■ Problem statement
Output every line exactly as written. Leave out pictures.

------ Records to use ------

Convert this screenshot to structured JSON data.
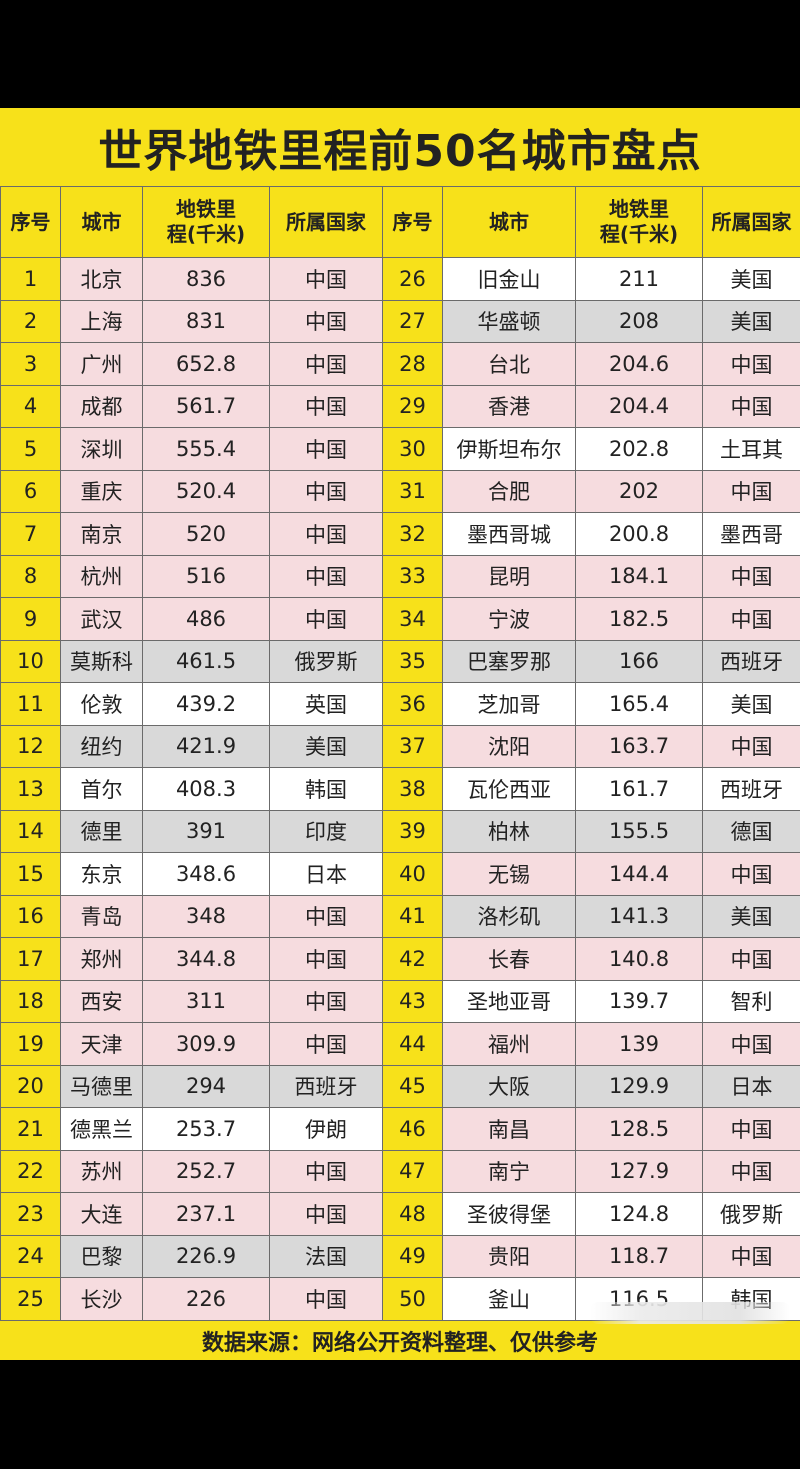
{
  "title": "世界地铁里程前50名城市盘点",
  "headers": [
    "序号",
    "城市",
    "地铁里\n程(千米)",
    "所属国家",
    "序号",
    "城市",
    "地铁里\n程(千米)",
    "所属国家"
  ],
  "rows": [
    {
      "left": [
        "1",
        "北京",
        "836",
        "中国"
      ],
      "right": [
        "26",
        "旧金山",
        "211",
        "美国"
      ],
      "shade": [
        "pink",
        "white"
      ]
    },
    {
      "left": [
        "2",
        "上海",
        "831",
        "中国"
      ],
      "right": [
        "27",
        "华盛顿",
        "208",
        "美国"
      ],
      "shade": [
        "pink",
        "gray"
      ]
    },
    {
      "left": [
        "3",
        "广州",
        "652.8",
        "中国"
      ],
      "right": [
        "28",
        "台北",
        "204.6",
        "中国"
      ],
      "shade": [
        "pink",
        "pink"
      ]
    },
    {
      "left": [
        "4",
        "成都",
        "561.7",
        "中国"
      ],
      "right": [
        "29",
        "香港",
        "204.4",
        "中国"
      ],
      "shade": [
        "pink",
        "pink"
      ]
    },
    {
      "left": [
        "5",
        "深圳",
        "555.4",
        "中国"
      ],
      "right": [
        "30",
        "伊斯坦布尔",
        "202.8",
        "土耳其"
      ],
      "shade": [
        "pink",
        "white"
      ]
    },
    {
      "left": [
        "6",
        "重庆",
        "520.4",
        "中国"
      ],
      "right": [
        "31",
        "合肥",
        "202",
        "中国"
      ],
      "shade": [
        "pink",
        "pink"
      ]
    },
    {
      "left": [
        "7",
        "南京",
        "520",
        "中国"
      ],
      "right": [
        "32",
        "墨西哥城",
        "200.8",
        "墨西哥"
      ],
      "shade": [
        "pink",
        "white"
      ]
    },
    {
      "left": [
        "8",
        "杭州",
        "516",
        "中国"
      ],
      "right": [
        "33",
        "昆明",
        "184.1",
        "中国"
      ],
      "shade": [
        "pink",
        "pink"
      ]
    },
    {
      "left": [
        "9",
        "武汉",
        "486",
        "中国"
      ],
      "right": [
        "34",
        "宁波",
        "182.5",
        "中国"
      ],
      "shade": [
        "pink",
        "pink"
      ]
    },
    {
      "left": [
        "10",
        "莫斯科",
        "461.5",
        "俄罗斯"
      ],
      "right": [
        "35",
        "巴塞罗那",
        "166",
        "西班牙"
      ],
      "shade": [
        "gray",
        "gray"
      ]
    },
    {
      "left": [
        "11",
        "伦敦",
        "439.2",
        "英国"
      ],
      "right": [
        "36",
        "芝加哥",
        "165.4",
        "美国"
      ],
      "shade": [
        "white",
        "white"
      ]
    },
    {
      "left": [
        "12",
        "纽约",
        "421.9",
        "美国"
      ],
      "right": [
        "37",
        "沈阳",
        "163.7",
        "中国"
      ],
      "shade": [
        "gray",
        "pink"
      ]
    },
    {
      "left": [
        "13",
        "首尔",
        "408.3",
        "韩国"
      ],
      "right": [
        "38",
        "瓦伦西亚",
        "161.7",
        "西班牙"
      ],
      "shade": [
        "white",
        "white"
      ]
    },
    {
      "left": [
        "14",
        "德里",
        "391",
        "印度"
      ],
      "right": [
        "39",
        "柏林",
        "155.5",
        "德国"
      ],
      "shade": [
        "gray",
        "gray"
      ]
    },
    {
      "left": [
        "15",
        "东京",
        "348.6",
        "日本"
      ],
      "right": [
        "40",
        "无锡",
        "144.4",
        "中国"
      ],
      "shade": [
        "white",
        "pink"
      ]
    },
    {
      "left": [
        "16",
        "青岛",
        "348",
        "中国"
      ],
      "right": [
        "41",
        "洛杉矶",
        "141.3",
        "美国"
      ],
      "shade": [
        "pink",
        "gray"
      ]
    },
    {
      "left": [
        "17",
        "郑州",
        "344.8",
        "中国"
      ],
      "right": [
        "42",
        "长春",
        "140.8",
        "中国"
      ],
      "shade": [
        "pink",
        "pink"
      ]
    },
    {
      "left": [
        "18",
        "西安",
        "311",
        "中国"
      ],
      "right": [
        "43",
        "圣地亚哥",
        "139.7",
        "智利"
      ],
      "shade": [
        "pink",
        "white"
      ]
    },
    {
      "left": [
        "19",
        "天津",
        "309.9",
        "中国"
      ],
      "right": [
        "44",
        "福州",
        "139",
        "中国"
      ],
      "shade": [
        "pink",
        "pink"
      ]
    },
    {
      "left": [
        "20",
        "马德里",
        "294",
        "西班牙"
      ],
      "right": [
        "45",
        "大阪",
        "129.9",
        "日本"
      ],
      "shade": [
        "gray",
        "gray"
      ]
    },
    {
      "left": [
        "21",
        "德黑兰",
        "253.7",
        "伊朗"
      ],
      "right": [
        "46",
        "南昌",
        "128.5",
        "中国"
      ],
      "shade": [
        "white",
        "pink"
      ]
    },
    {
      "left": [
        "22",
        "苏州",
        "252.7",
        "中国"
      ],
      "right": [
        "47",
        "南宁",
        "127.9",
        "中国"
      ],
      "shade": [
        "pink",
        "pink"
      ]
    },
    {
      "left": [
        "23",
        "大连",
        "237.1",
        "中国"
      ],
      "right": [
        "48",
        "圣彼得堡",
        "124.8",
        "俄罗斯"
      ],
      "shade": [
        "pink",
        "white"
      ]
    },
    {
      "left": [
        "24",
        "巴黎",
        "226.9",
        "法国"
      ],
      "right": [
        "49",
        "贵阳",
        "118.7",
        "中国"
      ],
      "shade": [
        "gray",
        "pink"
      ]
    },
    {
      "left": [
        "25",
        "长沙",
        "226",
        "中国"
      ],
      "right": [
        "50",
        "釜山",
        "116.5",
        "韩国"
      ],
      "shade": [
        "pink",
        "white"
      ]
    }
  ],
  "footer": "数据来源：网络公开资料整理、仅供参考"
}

------

■ Result for this task
Convert this screenshot to structured JSON data.
{
  "title": "世界地铁里程前50名城市盘点",
  "headers": [
    "序号",
    "城市",
    "地铁里\n程(千米)",
    "所属国家",
    "序号",
    "城市",
    "地铁里\n程(千米)",
    "所属国家"
  ],
  "rows": [
    {
      "left": [
        "1",
        "北京",
        "836",
        "中国"
      ],
      "right": [
        "26",
        "旧金山",
        "211",
        "美国"
      ],
      "shade": [
        "pink",
        "white"
      ]
    },
    {
      "left": [
        "2",
        "上海",
        "831",
        "中国"
      ],
      "right": [
        "27",
        "华盛顿",
        "208",
        "美国"
      ],
      "shade": [
        "pink",
        "gray"
      ]
    },
    {
      "left": [
        "3",
        "广州",
        "652.8",
        "中国"
      ],
      "right": [
        "28",
        "台北",
        "204.6",
        "中国"
      ],
      "shade": [
        "pink",
        "pink"
      ]
    },
    {
      "left": [
        "4",
        "成都",
        "561.7",
        "中国"
      ],
      "right": [
        "29",
        "香港",
        "204.4",
        "中国"
      ],
      "shade": [
        "pink",
        "pink"
      ]
    },
    {
      "left": [
        "5",
        "深圳",
        "555.4",
        "中国"
      ],
      "right": [
        "30",
        "伊斯坦布尔",
        "202.8",
        "土耳其"
      ],
      "shade": [
        "pink",
        "white"
      ]
    },
    {
      "left": [
        "6",
        "重庆",
        "520.4",
        "中国"
      ],
      "right": [
        "31",
        "合肥",
        "202",
        "中国"
      ],
      "shade": [
        "pink",
        "pink"
      ]
    },
    {
      "left": [
        "7",
        "南京",
        "520",
        "中国"
      ],
      "right": [
        "32",
        "墨西哥城",
        "200.8",
        "墨西哥"
      ],
      "shade": [
        "pink",
        "white"
      ]
    },
    {
      "left": [
        "8",
        "杭州",
        "516",
        "中国"
      ],
      "right": [
        "33",
        "昆明",
        "184.1",
        "中国"
      ],
      "shade": [
        "pink",
        "pink"
      ]
    },
    {
      "left": [
        "9",
        "武汉",
        "486",
        "中国"
      ],
      "right": [
        "34",
        "宁波",
        "182.5",
        "中国"
      ],
      "shade": [
        "pink",
        "pink"
      ]
    },
    {
      "left": [
        "10",
        "莫斯科",
        "461.5",
        "俄罗斯"
      ],
      "right": [
        "35",
        "巴塞罗那",
        "166",
        "西班牙"
      ],
      "shade": [
        "gray",
        "gray"
      ]
    },
    {
      "left": [
        "11",
        "伦敦",
        "439.2",
        "英国"
      ],
      "right": [
        "36",
        "芝加哥",
        "165.4",
        "美国"
      ],
      "shade": [
        "white",
        "white"
      ]
    },
    {
      "left": [
        "12",
        "纽约",
        "421.9",
        "美国"
      ],
      "right": [
        "37",
        "沈阳",
        "163.7",
        "中国"
      ],
      "shade": [
        "gray",
        "pink"
      ]
    },
    {
      "left": [
        "13",
        "首尔",
        "408.3",
        "韩国"
      ],
      "right": [
        "38",
        "瓦伦西亚",
        "161.7",
        "西班牙"
      ],
      "shade": [
        "white",
        "white"
      ]
    },
    {
      "left": [
        "14",
        "德里",
        "391",
        "印度"
      ],
      "right": [
        "39",
        "柏林",
        "155.5",
        "德国"
      ],
      "shade": [
        "gray",
        "gray"
      ]
    },
    {
      "left": [
        "15",
        "东京",
        "348.6",
        "日本"
      ],
      "right": [
        "40",
        "无锡",
        "144.4",
        "中国"
      ],
      "shade": [
        "white",
        "pink"
      ]
    },
    {
      "left": [
        "16",
        "青岛",
        "348",
        "中国"
      ],
      "right": [
        "41",
        "洛杉矶",
        "141.3",
        "美国"
      ],
      "shade": [
        "pink",
        "gray"
      ]
    },
    {
      "left": [
        "17",
        "郑州",
        "344.8",
        "中国"
      ],
      "right": [
        "42",
        "长春",
        "140.8",
        "中国"
      ],
      "shade": [
        "pink",
        "pink"
      ]
    },
    {
      "left": [
        "18",
        "西安",
        "311",
        "中国"
      ],
      "right": [
        "43",
        "圣地亚哥",
        "139.7",
        "智利"
      ],
      "shade": [
        "pink",
        "white"
      ]
    },
    {
      "left": [
        "19",
        "天津",
        "309.9",
        "中国"
      ],
      "right": [
        "44",
        "福州",
        "139",
        "中国"
      ],
      "shade": [
        "pink",
        "pink"
      ]
    },
    {
      "left": [
        "20",
        "马德里",
        "294",
        "西班牙"
      ],
      "right": [
        "45",
        "大阪",
        "129.9",
        "日本"
      ],
      "shade": [
        "gray",
        "gray"
      ]
    },
    {
      "left": [
        "21",
        "德黑兰",
        "253.7",
        "伊朗"
      ],
      "right": [
        "46",
        "南昌",
        "128.5",
        "中国"
      ],
      "shade": [
        "white",
        "pink"
      ]
    },
    {
      "left": [
        "22",
        "苏州",
        "252.7",
        "中国"
      ],
      "right": [
        "47",
        "南宁",
        "127.9",
        "中国"
      ],
      "shade": [
        "pink",
        "pink"
      ]
    },
    {
      "left": [
        "23",
        "大连",
        "237.1",
        "中国"
      ],
      "right": [
        "48",
        "圣彼得堡",
        "124.8",
        "俄罗斯"
      ],
      "shade": [
        "pink",
        "white"
      ]
    },
    {
      "left": [
        "24",
        "巴黎",
        "226.9",
        "法国"
      ],
      "right": [
        "49",
        "贵阳",
        "118.7",
        "中国"
      ],
      "shade": [
        "gray",
        "pink"
      ]
    },
    {
      "left": [
        "25",
        "长沙",
        "226",
        "中国"
      ],
      "right": [
        "50",
        "釜山",
        "116.5",
        "韩国"
      ],
      "shade": [
        "pink",
        "white"
      ]
    }
  ],
  "footer": "数据来源：网络公开资料整理、仅供参考"
}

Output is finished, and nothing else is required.